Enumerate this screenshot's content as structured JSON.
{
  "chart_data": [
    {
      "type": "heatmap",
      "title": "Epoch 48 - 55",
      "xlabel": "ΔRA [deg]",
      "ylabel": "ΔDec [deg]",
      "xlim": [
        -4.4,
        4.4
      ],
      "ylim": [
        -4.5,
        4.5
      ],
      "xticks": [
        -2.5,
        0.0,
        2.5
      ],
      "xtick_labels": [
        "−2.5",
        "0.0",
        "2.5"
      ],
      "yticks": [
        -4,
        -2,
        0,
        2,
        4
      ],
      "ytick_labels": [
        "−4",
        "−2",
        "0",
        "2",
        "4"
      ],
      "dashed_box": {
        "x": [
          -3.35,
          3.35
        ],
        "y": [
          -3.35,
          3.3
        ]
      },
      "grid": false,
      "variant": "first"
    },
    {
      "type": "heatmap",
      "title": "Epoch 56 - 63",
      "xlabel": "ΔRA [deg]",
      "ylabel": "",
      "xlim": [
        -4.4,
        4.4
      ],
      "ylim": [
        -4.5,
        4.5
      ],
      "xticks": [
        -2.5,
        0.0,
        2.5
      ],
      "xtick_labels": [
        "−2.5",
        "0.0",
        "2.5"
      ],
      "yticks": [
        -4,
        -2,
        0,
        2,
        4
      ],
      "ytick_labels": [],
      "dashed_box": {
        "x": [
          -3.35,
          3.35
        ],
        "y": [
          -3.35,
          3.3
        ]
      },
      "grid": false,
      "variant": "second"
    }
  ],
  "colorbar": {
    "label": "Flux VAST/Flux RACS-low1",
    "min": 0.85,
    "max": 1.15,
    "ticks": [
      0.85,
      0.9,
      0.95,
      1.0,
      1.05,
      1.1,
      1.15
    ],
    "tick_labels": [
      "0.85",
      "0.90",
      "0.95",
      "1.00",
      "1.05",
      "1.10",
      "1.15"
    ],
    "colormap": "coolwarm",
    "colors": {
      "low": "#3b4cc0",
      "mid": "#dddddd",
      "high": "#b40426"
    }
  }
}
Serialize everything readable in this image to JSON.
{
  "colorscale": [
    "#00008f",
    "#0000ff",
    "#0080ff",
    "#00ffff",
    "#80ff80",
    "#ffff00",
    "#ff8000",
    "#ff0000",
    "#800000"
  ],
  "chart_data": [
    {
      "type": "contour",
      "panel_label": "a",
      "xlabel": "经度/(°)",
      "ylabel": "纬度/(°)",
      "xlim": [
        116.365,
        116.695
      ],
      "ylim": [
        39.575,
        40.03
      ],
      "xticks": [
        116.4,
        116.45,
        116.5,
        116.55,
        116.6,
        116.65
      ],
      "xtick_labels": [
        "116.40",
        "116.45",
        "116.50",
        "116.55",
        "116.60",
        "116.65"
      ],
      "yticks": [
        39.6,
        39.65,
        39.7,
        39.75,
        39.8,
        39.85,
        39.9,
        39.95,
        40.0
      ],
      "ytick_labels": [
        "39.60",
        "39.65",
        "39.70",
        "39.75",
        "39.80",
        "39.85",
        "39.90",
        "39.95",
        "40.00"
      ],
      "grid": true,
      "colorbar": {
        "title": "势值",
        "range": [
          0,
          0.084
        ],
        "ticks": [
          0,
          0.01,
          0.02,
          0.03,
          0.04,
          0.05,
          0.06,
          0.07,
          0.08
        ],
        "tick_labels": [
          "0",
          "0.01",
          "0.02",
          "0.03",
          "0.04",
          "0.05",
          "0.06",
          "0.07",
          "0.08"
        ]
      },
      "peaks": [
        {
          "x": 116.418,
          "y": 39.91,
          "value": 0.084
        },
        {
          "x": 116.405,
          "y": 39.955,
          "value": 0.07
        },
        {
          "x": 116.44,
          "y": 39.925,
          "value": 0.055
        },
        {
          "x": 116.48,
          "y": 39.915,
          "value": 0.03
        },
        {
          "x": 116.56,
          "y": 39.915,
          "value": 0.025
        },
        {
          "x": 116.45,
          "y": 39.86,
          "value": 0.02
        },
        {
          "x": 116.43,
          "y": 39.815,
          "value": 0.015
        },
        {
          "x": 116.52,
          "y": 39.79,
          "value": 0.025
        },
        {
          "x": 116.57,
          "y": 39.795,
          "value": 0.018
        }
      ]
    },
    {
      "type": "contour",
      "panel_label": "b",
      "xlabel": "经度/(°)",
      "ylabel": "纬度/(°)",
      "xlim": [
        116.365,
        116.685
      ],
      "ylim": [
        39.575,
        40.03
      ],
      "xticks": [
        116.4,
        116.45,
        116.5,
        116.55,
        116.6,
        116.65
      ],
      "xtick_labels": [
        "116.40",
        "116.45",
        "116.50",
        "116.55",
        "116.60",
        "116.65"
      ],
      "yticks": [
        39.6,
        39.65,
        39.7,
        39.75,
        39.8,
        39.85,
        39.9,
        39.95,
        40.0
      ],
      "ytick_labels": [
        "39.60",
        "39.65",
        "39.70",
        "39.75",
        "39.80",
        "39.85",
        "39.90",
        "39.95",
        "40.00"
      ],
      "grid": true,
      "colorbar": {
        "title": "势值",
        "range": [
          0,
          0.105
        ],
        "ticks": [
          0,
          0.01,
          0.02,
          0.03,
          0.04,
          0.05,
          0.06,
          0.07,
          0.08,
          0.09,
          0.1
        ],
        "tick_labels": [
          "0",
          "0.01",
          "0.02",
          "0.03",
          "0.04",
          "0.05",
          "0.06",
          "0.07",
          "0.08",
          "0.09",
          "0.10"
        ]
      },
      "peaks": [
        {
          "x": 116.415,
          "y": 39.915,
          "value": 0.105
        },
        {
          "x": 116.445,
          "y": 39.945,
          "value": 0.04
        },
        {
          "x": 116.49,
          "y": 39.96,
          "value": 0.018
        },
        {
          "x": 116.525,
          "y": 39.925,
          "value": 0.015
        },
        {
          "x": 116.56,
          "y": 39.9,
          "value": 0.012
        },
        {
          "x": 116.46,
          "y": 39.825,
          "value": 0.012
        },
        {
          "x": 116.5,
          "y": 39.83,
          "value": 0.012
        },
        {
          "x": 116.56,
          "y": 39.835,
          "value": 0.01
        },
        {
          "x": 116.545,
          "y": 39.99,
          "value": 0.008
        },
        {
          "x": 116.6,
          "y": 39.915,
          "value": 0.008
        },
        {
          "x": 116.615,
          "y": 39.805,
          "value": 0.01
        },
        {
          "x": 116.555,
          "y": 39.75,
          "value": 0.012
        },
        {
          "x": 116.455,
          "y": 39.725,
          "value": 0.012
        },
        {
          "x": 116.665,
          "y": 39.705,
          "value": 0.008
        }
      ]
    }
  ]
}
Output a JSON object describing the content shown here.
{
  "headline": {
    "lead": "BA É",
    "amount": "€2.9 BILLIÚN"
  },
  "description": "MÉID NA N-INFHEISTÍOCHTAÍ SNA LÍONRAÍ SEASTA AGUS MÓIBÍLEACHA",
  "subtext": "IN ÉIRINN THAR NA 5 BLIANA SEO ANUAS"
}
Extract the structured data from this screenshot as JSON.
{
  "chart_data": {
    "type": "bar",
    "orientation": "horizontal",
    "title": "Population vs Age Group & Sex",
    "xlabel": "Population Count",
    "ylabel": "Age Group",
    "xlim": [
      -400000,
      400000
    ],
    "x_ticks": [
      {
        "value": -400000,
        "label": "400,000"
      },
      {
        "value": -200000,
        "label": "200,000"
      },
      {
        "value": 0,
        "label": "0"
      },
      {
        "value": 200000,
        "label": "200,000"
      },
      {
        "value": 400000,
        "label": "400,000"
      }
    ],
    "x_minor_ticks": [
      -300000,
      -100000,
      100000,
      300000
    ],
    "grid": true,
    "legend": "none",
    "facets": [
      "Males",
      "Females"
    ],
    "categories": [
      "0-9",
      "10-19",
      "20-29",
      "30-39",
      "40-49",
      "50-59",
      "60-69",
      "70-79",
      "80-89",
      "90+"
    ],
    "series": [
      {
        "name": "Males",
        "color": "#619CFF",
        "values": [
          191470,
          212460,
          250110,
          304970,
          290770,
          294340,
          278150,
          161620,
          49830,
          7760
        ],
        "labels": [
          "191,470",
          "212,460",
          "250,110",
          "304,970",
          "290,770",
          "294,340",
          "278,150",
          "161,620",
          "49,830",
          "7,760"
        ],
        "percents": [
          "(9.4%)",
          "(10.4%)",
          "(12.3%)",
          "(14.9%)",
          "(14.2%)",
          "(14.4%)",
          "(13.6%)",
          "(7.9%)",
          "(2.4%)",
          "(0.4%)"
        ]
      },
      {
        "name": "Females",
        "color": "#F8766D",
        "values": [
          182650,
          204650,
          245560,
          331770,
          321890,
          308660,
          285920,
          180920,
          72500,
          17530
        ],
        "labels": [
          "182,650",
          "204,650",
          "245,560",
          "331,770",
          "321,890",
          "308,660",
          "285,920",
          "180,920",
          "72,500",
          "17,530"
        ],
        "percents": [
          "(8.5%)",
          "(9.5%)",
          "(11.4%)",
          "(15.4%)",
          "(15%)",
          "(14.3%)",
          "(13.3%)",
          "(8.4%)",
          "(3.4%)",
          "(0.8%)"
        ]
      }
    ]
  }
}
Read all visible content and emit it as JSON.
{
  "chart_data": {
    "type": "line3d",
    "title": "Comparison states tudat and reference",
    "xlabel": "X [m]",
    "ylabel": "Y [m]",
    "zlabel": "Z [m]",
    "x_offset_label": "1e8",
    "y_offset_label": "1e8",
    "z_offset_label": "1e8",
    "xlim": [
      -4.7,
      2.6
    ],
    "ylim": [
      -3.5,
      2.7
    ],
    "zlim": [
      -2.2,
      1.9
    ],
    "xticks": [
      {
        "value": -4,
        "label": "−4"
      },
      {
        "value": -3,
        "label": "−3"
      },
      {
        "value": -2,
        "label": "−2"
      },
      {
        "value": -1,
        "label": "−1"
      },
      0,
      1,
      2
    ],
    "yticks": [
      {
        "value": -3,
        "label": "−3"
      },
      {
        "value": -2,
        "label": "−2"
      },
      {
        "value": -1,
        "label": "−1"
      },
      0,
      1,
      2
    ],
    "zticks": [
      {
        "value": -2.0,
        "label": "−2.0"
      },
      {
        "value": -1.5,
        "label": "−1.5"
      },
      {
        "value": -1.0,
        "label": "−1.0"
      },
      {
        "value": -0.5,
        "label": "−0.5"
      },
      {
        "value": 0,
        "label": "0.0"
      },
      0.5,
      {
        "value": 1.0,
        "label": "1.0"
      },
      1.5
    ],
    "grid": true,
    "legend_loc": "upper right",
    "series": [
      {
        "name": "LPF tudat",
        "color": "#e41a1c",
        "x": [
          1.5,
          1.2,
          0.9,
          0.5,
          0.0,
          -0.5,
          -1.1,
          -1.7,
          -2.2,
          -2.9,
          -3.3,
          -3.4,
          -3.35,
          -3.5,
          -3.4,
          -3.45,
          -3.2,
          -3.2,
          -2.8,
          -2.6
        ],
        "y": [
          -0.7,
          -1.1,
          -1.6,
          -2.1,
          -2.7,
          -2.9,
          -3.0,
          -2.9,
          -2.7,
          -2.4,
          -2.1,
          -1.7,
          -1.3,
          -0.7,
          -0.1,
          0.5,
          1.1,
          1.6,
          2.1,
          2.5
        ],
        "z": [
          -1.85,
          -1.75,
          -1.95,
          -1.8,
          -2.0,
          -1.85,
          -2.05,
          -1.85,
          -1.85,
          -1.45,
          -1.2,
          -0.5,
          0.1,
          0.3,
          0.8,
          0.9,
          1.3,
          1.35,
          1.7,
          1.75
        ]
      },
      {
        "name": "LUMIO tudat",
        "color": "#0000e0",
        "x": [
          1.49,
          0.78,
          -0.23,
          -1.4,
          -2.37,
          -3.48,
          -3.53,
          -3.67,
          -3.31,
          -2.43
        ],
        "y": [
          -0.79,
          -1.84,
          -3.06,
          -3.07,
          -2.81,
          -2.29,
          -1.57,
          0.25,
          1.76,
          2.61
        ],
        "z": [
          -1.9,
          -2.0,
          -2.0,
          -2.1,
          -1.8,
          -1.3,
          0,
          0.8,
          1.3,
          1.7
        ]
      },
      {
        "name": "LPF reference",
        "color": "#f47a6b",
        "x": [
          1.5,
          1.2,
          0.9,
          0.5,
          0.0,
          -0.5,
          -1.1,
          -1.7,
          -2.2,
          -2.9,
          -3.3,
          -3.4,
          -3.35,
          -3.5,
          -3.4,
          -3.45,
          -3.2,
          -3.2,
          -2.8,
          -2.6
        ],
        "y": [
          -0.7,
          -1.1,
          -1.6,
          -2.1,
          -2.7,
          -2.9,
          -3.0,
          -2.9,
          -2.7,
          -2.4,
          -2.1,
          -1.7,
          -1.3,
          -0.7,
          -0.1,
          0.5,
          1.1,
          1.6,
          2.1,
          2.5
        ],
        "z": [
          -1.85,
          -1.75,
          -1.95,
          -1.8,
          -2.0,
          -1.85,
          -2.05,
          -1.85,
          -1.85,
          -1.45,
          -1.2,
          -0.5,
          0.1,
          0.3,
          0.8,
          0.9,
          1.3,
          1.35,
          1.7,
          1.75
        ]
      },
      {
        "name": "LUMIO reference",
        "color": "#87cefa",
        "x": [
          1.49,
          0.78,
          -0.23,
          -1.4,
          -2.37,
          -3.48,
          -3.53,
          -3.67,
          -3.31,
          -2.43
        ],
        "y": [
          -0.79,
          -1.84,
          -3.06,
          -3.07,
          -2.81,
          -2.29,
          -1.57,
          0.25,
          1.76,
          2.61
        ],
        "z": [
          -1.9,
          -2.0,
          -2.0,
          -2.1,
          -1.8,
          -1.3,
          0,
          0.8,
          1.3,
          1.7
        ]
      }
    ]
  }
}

.....

OBJECTIVE – Gather each line from the listing above that holds "title".

OUTPUT FOR THIS TASK –
      "title": "Epoch 48 - 55",
      "title": "Epoch 56 - 63",
        "title": "势值",
        "title": "势值",
    "title": "Population vs Age Group & Sex",
    "title": "Comparison states tudat and reference",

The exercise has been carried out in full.